>>>>
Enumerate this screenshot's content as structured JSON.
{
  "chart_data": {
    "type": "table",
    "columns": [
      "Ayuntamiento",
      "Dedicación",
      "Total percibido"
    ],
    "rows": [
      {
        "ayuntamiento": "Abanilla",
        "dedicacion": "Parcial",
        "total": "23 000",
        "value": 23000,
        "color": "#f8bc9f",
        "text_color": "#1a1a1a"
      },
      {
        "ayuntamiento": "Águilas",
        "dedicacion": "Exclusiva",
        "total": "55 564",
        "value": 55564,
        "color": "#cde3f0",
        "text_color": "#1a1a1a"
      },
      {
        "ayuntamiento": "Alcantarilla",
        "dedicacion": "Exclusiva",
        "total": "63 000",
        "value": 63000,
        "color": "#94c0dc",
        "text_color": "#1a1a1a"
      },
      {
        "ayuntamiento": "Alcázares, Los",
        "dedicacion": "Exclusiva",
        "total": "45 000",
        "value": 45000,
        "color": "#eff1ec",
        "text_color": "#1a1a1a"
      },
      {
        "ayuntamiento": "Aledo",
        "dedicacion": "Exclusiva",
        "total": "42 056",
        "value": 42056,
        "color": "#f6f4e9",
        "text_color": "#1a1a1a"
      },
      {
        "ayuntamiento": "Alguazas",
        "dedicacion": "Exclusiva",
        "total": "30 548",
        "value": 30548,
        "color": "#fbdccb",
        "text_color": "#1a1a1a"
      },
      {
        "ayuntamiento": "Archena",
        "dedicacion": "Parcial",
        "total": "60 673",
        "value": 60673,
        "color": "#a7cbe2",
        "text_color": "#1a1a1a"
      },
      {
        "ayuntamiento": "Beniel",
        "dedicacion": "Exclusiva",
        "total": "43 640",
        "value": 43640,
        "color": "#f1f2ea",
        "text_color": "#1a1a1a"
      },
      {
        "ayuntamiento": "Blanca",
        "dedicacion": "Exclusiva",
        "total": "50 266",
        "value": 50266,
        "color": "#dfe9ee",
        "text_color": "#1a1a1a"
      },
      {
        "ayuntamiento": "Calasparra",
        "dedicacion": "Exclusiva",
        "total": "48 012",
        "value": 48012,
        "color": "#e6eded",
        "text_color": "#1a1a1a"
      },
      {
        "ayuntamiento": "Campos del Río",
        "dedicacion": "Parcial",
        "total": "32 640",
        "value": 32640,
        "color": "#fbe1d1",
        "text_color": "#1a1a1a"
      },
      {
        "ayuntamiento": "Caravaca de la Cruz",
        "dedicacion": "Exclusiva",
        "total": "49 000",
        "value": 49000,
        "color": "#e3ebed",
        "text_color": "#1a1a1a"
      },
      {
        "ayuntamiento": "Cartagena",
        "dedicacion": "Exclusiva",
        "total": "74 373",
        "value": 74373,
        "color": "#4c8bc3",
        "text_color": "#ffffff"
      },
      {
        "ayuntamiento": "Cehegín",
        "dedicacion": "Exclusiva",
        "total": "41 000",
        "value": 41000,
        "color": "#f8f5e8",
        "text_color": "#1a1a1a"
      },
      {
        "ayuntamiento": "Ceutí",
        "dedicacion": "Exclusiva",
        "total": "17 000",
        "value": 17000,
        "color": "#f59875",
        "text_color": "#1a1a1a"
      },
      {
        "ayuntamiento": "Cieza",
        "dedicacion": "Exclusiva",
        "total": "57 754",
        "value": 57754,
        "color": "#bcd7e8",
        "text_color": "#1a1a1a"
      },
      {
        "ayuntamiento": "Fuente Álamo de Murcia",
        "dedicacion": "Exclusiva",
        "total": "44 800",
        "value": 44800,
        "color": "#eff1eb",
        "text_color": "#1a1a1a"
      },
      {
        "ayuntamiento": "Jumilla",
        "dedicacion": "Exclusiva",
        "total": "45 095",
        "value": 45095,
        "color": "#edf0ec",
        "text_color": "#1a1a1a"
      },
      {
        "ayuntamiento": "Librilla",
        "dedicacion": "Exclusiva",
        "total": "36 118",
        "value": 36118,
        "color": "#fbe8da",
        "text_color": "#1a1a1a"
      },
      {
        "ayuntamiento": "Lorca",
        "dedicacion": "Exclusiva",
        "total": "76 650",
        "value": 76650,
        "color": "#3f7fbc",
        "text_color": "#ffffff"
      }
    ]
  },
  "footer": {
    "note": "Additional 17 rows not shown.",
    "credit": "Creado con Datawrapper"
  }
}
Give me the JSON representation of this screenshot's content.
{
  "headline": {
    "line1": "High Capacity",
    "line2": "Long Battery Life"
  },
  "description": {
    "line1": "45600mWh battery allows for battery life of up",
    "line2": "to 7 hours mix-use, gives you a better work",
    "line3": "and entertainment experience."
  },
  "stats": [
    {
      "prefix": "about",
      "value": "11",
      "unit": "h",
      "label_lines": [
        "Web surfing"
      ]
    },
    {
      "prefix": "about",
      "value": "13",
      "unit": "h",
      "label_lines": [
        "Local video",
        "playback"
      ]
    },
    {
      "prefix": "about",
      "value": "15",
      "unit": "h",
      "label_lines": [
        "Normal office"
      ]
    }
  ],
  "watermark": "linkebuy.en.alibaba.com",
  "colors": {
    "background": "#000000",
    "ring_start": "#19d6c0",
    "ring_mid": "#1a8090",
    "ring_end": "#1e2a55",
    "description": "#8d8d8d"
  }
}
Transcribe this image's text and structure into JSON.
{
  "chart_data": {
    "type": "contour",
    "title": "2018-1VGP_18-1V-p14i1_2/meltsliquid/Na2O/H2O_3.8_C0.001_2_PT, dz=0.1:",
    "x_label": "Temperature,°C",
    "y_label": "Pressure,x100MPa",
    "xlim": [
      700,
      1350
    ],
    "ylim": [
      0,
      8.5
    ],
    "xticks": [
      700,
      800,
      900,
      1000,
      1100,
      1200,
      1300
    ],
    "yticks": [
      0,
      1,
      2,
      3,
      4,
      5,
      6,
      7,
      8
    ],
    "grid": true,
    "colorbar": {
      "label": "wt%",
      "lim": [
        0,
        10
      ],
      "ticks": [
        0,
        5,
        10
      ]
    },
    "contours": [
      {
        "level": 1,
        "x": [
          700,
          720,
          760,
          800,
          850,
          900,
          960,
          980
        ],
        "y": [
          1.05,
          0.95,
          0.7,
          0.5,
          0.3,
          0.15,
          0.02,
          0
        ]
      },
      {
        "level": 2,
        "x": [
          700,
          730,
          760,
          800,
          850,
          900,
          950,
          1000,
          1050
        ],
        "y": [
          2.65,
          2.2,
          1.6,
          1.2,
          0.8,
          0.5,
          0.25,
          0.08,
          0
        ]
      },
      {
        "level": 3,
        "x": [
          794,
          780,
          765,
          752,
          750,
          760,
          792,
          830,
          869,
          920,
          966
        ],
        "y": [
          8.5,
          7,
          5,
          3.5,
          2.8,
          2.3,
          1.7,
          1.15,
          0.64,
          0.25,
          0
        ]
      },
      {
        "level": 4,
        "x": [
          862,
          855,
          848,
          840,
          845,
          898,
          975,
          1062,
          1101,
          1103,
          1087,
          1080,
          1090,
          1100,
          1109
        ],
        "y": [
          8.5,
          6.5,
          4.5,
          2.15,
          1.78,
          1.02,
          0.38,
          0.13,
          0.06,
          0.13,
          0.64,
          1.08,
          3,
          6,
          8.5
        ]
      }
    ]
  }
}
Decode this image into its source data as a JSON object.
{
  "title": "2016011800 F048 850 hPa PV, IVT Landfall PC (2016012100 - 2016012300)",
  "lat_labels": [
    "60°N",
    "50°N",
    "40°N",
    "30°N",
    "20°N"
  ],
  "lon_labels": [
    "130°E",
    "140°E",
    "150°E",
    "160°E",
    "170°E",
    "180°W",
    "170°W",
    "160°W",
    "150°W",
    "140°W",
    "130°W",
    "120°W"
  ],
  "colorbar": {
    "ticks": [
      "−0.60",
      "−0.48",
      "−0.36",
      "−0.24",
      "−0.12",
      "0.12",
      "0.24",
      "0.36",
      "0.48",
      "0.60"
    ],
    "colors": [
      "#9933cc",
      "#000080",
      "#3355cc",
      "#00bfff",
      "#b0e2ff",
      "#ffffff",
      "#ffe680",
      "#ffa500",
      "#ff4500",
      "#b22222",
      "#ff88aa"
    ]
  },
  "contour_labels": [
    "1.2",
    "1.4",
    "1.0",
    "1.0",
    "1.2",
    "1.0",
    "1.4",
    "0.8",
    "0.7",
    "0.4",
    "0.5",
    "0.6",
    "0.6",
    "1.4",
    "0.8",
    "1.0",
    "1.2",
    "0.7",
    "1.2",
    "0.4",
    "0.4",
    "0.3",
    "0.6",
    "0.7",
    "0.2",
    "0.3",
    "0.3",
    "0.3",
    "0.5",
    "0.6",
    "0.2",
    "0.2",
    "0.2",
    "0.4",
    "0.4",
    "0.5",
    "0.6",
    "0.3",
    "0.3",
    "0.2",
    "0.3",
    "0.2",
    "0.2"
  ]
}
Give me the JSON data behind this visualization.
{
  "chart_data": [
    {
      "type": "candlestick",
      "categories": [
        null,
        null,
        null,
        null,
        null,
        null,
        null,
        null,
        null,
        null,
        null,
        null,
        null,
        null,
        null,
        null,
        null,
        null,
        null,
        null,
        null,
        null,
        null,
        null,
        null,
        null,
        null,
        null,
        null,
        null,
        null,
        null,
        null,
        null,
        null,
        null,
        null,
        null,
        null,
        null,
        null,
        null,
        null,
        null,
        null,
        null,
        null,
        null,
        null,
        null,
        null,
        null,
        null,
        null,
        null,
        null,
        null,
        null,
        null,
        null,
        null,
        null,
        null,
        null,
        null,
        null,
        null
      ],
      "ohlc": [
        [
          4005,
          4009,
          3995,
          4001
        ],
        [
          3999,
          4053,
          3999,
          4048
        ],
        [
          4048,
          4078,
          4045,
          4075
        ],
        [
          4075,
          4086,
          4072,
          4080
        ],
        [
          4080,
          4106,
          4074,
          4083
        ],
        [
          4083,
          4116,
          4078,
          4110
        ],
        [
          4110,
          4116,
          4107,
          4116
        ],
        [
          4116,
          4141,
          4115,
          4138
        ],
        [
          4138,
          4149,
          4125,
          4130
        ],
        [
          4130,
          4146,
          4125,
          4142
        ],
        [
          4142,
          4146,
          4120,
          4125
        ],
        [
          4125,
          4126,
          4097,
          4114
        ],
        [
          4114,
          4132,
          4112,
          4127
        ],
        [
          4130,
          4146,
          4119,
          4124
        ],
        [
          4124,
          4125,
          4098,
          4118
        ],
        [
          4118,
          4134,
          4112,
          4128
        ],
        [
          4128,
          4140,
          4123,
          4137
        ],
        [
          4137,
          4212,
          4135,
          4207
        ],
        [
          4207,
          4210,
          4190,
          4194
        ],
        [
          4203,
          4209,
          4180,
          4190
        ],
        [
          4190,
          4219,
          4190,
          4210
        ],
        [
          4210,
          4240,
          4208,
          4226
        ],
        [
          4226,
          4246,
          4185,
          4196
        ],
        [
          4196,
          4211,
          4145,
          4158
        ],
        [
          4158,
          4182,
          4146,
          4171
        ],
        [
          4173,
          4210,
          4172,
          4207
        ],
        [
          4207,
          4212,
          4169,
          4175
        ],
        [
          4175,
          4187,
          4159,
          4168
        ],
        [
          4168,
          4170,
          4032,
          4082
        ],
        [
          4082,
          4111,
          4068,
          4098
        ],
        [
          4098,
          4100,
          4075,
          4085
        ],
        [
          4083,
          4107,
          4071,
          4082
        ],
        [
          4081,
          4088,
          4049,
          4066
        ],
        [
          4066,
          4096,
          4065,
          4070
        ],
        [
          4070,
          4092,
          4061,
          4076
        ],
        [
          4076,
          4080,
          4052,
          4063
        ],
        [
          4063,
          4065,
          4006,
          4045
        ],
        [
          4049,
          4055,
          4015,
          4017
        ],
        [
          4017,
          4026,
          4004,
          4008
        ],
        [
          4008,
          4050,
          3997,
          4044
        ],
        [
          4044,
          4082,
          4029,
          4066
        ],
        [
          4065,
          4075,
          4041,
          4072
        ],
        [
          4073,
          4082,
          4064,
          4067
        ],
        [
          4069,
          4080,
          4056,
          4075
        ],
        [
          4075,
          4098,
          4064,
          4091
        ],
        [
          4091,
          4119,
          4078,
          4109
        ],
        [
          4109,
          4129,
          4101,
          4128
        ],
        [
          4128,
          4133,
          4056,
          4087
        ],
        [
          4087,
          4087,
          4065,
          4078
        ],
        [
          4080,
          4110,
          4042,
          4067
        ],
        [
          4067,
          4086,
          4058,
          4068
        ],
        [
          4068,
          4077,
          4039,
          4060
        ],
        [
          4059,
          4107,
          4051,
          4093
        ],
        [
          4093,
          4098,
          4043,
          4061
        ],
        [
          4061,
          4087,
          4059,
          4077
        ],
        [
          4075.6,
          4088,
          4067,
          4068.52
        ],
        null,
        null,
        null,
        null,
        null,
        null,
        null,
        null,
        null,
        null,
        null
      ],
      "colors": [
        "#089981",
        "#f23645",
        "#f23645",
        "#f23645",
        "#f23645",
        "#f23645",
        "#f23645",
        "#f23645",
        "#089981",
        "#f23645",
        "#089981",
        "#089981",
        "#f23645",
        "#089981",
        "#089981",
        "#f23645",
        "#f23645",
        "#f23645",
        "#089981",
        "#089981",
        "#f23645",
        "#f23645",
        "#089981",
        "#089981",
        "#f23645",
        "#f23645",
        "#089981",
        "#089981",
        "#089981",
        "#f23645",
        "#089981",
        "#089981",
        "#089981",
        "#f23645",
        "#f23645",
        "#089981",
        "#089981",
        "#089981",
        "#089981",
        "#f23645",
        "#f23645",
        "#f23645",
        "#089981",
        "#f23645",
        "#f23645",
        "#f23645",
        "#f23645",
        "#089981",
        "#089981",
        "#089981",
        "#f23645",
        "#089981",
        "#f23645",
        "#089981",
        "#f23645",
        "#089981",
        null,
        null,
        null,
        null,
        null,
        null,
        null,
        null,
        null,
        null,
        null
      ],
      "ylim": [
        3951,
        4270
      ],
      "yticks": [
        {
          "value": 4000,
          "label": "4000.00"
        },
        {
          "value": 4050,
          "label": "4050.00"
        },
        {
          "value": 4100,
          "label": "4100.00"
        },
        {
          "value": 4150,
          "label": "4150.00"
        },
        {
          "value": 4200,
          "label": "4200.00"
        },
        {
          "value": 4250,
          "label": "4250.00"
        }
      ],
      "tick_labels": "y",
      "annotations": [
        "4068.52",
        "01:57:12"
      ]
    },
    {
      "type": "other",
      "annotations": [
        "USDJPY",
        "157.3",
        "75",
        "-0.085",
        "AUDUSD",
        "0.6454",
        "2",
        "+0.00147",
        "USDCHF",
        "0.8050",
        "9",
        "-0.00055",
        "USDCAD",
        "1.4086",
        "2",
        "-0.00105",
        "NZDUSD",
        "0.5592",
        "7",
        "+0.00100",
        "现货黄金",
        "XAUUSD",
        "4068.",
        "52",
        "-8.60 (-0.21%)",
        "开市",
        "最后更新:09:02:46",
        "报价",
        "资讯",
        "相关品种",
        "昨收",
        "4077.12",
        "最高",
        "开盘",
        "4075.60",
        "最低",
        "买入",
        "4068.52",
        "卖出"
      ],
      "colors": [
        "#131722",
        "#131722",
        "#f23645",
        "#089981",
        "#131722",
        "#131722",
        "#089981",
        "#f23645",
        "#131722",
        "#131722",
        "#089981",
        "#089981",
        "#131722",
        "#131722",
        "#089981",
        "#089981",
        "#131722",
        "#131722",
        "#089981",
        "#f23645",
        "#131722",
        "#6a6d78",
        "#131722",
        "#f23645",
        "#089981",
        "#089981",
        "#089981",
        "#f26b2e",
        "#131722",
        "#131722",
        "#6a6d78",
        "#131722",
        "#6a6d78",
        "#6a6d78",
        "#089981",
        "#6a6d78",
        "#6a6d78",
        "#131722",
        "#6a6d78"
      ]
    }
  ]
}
<<<<
▸ **Given instruction**
Go through the records above, find every line with the word "content", and list those lines.

▸ **Exercise result**
Enumerate this screenshot's content as structured JSON.
Give me the JSON representation of this screenshot's content.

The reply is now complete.